What you have to do.
Answer with one number: how many lines hold "competition".

Extracted data entries
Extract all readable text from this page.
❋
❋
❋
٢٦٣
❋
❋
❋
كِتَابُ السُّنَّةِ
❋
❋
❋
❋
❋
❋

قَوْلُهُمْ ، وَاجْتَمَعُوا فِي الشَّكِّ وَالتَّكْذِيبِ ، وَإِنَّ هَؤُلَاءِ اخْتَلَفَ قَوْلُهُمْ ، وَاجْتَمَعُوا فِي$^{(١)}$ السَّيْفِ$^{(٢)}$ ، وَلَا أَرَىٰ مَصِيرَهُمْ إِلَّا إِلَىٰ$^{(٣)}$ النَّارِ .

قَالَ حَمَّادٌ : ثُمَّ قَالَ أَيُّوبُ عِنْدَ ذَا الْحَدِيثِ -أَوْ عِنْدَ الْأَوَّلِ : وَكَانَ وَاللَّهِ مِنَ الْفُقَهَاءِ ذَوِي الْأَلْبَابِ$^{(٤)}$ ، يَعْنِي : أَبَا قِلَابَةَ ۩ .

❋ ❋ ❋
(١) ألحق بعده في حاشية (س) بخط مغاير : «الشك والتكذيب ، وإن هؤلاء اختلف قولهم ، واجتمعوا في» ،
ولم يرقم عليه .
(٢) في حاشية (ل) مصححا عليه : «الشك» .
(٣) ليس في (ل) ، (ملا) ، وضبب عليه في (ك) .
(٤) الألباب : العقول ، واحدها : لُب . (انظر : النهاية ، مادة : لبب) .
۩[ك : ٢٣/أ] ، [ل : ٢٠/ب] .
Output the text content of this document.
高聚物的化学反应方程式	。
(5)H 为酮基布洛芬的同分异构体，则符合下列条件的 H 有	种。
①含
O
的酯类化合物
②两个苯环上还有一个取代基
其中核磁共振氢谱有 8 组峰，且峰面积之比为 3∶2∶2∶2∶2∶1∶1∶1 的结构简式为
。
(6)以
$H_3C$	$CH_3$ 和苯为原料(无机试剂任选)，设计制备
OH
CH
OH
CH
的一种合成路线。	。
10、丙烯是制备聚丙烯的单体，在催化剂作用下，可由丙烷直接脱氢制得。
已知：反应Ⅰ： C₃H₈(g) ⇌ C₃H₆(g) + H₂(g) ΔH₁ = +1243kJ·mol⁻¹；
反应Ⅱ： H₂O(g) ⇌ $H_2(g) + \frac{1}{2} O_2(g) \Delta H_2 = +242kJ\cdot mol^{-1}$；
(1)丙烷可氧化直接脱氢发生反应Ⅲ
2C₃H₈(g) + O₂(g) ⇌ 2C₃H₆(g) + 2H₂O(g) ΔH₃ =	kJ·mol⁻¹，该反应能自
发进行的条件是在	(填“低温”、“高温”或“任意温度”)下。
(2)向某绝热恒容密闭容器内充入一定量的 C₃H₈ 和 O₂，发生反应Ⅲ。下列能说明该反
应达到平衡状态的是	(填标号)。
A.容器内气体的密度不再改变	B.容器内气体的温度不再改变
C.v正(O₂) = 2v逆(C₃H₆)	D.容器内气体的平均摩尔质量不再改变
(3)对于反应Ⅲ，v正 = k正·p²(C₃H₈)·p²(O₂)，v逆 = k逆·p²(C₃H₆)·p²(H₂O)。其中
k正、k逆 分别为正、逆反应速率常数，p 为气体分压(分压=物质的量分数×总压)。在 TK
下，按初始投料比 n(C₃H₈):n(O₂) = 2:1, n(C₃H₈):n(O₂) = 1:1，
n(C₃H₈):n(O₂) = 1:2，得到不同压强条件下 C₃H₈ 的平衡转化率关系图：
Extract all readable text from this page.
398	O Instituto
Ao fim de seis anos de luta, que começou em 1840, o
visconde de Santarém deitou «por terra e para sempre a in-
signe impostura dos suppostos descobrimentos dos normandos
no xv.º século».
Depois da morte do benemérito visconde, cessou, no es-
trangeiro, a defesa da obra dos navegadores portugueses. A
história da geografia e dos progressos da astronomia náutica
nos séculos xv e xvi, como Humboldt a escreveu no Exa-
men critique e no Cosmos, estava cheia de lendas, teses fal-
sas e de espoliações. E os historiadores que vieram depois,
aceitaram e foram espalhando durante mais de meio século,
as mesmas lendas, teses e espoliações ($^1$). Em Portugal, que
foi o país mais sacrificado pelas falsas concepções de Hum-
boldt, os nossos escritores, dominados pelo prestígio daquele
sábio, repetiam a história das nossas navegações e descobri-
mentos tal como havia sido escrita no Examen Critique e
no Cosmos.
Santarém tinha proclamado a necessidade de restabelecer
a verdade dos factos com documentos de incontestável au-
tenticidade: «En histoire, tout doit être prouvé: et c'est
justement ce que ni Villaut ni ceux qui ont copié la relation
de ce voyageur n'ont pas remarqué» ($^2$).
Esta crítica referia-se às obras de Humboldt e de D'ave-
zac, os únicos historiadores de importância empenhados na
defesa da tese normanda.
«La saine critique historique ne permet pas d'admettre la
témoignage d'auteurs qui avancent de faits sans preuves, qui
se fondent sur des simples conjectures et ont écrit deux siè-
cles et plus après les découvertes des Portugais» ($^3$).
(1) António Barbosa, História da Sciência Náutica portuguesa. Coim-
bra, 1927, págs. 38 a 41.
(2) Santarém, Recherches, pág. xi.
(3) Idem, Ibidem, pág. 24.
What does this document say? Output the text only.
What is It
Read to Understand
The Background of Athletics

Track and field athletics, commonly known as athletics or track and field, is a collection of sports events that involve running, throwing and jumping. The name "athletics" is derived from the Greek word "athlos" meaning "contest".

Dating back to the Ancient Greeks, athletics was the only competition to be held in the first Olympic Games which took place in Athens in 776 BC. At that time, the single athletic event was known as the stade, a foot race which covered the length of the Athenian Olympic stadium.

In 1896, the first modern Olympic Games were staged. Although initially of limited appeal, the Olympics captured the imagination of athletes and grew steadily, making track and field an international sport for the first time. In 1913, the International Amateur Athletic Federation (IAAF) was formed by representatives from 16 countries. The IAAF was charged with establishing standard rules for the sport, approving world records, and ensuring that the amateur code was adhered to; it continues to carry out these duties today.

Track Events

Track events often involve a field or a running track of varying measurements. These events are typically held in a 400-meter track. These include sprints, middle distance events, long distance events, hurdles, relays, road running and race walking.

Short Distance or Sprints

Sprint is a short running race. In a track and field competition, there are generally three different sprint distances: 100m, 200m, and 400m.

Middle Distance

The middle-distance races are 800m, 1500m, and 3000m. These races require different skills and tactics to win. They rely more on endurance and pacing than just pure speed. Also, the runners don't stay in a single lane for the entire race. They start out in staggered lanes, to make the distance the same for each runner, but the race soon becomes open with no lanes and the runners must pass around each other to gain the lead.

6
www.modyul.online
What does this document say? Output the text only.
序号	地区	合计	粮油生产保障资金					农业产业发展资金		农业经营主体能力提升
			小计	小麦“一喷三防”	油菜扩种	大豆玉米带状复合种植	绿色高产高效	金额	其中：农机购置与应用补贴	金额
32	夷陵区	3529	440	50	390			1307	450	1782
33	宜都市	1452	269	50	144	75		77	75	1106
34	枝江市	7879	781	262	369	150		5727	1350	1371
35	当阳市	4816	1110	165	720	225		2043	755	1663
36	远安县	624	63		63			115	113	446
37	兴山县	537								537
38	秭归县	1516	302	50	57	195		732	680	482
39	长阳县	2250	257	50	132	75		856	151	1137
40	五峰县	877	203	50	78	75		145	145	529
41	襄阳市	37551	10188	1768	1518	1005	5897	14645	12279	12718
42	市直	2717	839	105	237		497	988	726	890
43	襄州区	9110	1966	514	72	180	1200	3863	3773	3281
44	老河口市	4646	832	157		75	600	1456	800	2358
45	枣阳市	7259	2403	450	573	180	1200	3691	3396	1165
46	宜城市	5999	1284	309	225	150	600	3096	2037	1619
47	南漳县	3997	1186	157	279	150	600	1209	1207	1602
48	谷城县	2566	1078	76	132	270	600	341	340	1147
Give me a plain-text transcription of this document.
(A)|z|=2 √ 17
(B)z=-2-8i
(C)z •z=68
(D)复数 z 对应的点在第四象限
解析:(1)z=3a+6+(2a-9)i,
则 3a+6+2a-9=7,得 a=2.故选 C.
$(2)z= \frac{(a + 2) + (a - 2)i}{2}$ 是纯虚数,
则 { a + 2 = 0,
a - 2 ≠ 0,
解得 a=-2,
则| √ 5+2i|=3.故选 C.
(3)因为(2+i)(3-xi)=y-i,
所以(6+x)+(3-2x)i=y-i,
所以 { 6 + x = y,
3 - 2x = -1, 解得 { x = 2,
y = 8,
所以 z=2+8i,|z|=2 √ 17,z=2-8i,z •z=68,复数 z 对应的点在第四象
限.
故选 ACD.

Answer.
2